Problem description |
Extract every record, keeping each one exactly as it is.

* start Given records *

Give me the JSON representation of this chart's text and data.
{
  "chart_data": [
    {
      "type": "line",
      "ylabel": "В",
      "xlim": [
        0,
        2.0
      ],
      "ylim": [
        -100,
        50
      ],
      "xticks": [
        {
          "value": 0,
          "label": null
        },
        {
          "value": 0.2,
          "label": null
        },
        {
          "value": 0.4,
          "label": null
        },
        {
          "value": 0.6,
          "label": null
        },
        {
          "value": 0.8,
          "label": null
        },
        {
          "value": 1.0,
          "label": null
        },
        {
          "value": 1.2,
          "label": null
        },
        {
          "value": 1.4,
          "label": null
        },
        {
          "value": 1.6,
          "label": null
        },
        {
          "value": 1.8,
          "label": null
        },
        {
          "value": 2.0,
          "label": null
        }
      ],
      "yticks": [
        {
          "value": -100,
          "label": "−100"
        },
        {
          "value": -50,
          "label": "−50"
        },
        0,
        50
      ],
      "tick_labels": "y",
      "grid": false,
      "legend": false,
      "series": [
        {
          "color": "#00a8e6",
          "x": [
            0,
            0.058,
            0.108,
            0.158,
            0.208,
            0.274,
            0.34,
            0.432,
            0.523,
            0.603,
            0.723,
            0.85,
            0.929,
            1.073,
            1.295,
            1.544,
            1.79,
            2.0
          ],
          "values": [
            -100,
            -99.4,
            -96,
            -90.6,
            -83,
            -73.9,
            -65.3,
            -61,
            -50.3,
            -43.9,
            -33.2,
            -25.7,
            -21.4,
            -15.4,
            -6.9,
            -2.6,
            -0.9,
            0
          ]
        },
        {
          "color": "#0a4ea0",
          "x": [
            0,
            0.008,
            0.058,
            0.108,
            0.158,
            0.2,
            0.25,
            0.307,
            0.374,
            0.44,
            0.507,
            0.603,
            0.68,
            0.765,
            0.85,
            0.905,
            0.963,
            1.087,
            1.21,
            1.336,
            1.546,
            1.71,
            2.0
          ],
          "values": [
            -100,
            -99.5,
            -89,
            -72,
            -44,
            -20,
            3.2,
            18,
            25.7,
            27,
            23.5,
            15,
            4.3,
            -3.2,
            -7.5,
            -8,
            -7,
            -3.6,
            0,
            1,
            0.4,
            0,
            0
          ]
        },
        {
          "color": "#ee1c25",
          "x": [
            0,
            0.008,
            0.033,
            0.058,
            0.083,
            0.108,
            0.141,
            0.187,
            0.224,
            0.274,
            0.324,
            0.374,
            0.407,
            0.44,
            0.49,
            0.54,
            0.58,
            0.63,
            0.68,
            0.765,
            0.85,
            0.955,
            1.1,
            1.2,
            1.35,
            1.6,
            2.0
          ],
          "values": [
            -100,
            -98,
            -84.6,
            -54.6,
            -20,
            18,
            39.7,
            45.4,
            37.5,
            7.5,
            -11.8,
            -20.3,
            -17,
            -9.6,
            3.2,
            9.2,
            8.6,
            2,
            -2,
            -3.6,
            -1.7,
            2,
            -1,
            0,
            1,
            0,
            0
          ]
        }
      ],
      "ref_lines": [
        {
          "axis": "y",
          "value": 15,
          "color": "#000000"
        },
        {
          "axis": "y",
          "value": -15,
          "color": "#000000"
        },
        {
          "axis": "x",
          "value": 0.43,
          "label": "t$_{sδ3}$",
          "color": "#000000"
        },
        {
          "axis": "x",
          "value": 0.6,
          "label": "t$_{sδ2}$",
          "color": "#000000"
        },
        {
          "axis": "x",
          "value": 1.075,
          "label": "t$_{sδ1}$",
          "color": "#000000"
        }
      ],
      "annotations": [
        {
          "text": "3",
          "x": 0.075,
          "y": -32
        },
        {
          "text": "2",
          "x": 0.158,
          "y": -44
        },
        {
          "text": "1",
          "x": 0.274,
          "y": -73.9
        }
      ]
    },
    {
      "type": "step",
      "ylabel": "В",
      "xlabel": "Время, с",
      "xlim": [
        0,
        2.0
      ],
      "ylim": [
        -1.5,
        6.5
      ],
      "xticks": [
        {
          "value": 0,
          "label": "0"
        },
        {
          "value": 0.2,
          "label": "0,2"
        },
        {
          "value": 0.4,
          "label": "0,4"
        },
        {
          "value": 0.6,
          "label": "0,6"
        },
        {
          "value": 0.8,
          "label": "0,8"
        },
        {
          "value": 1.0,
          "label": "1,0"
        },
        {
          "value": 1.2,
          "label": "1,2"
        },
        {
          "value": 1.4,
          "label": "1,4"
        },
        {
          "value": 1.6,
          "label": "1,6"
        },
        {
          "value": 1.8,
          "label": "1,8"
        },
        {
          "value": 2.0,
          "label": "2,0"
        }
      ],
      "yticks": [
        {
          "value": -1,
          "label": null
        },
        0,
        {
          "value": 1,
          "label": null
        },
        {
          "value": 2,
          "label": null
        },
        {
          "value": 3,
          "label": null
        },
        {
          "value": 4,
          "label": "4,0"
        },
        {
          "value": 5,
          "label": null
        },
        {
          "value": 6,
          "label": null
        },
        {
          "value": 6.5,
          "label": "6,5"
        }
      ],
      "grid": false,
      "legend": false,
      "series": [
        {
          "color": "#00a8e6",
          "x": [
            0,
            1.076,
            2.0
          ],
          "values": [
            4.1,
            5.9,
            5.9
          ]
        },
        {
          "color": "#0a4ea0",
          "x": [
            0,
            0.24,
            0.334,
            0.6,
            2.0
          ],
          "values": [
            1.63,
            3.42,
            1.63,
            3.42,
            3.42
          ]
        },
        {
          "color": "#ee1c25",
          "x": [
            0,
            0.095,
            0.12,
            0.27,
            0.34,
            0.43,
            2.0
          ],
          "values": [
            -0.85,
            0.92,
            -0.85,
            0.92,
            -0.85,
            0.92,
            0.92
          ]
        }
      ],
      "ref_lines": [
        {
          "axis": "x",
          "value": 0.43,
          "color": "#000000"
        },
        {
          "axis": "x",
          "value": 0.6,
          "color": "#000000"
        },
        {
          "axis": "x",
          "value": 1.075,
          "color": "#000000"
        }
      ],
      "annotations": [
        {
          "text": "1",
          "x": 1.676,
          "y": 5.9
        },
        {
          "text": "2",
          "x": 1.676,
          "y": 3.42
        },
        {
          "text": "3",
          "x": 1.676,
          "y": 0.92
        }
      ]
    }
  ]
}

* end Given records *

Correct output |
Give me the JSON representation of this chart's text and data.
{
  "chart_data": [
    {
      "type": "line",
      "ylabel": "В",
      "xlim": [
        0,
        2.0
      ],
      "ylim": [
        -100,
        50
      ],
      "xticks": [
        {
          "value": 0,
          "label": null
        },
        {
          "value": 0.2,
          "label": null
        },
        {
          "value": 0.4,
          "label": null
        },
        {
          "value": 0.6,
          "label": null
        },
        {
          "value": 0.8,
          "label": null
        },
        {
          "value": 1.0,
          "label": null
        },
        {
          "value": 1.2,
          "label": null
        },
        {
          "value": 1.4,
          "label": null
        },
        {
          "value": 1.6,
          "label": null
        },
        {
          "value": 1.8,
          "label": null
        },
        {
          "value": 2.0,
          "label": null
        }
      ],
      "yticks": [
        {
          "value": -100,
          "label": "−100"
        },
        {
          "value": -50,
          "label": "−50"
        },
        0,
        50
      ],
      "tick_labels": "y",
      "grid": false,
      "legend": false,
      "series": [
        {
          "color": "#00a8e6",
          "x": [
            0,
            0.058,
            0.108,
            0.158,
            0.208,
            0.274,
            0.34,
            0.432,
            0.523,
            0.603,
            0.723,
            0.85,
            0.929,
            1.073,
            1.295,
            1.544,
            1.79,
            2.0
          ],
          "values": [
            -100,
            -99.4,
            -96,
            -90.6,
            -83,
            -73.9,
            -65.3,
            -61,
            -50.3,
            -43.9,
            -33.2,
            -25.7,
            -21.4,
            -15.4,
            -6.9,
            -2.6,
            -0.9,
            0
          ]
        },
        {
          "color": "#0a4ea0",
          "x": [
            0,
            0.008,
            0.058,
            0.108,
            0.158,
            0.2,
            0.25,
            0.307,
            0.374,
            0.44,
            0.507,
            0.603,
            0.68,
            0.765,
            0.85,
            0.905,
            0.963,
            1.087,
            1.21,
            1.336,
            1.546,
            1.71,
            2.0
          ],
          "values": [
            -100,
            -99.5,
            -89,
            -72,
            -44,
            -20,
            3.2,
            18,
            25.7,
            27,
            23.5,
            15,
            4.3,
            -3.2,
            -7.5,
            -8,
            -7,
            -3.6,
            0,
            1,
            0.4,
            0,
            0
          ]
        },
        {
          "color": "#ee1c25",
          "x": [
            0,
            0.008,
            0.033,
            0.058,
            0.083,
            0.108,
            0.141,
            0.187,
            0.224,
            0.274,
            0.324,
            0.374,
            0.407,
            0.44,
            0.49,
            0.54,
            0.58,
            0.63,
            0.68,
            0.765,
            0.85,
            0.955,
            1.1,
            1.2,
            1.35,
            1.6,
            2.0
          ],
          "values": [
            -100,
            -98,
            -84.6,
            -54.6,
            -20,
            18,
            39.7,
            45.4,
            37.5,
            7.5,
            -11.8,
            -20.3,
            -17,
            -9.6,
            3.2,
            9.2,
            8.6,
            2,
            -2,
            -3.6,
            -1.7,
            2,
            -1,
            0,
            1,
            0,
            0
          ]
        }
      ],
      "ref_lines": [
        {
          "axis": "y",
          "value": 15,
          "color": "#000000"
        },
        {
          "axis": "y",
          "value": -15,
          "color": "#000000"
        },
        {
          "axis": "x",
          "value": 0.43,
          "label": "t$_{sδ3}$",
          "color": "#000000"
        },
        {
          "axis": "x",
          "value": 0.6,
          "label": "t$_{sδ2}$",
          "color": "#000000"
        },
        {
          "axis": "x",
          "value": 1.075,
          "label": "t$_{sδ1}$",
          "color": "#000000"
        }
      ],
      "annotations": [
        {
          "text": "3",
          "x": 0.075,
          "y": -32
        },
        {
          "text": "2",
          "x": 0.158,
          "y": -44
        },
        {
          "text": "1",
          "x": 0.274,
          "y": -73.9
        }
      ]
    },
    {
      "type": "step",
      "ylabel": "В",
      "xlabel": "Время, с",
      "xlim": [
        0,
        2.0
      ],
      "ylim": [
        -1.5,
        6.5
      ],
      "xticks": [
        {
          "value": 0,
          "label": "0"
        },
        {
          "value": 0.2,
          "label": "0,2"
        },
        {
          "value": 0.4,
          "label": "0,4"
        },
        {
          "value": 0.6,
          "label": "0,6"
        },
        {
          "value": 0.8,
          "label": "0,8"
        },
        {
          "value": 1.0,
          "label": "1,0"
        },
        {
          "value": 1.2,
          "label": "1,2"
        },
        {
          "value": 1.4,
          "label": "1,4"
        },
        {
          "value": 1.6,
          "label": "1,6"
        },
        {
          "value": 1.8,
          "label": "1,8"
        },
        {
          "value": 2.0,
          "label": "2,0"
        }
      ],
      "yticks": [
        {
          "value": -1,
          "label": null
        },
        0,
        {
          "value": 1,
          "label": null
        },
        {
          "value": 2,
          "label": null
        },
        {
          "value": 3,
          "label": null
        },
        {
          "value": 4,
          "label": "4,0"
        },
        {
          "value": 5,
          "label": null
        },
        {
          "value": 6,
          "label": null
        },
        {
          "value": 6.5,
          "label": "6,5"
        }
      ],
      "grid": false,
      "legend": false,
      "series": [
        {
          "color": "#00a8e6",
          "x": [
            0,
            1.076,
            2.0
          ],
          "values": [
            4.1,
            5.9,
            5.9
          ]
        },
        {
          "color": "#0a4ea0",
          "x": [
            0,
            0.24,
            0.334,
            0.6,
            2.0
          ],
          "values": [
            1.63,
            3.42,
            1.63,
            3.42,
            3.42
          ]
        },
        {
          "color": "#ee1c25",
          "x": [
            0,
            0.095,
            0.12,
            0.27,
            0.34,
            0.43,
            2.0
          ],
          "values": [
            -0.85,
            0.92,
            -0.85,
            0.92,
            -0.85,
            0.92,
            0.92
          ]
        }
      ],
      "ref_lines": [
        {
          "axis": "x",
          "value": 0.43,
          "color": "#000000"
        },
        {
          "axis": "x",
          "value": 0.6,
          "color": "#000000"
        },
        {
          "axis": "x",
          "value": 1.075,
          "color": "#000000"
        }
      ],
      "annotations": [
        {
          "text": "1",
          "x": 1.676,
          "y": 5.9
        },
        {
          "text": "2",
          "x": 1.676,
          "y": 3.42
        },
        {
          "text": "3",
          "x": 1.676,
          "y": 0.92
        }
      ]
    }
  ]
}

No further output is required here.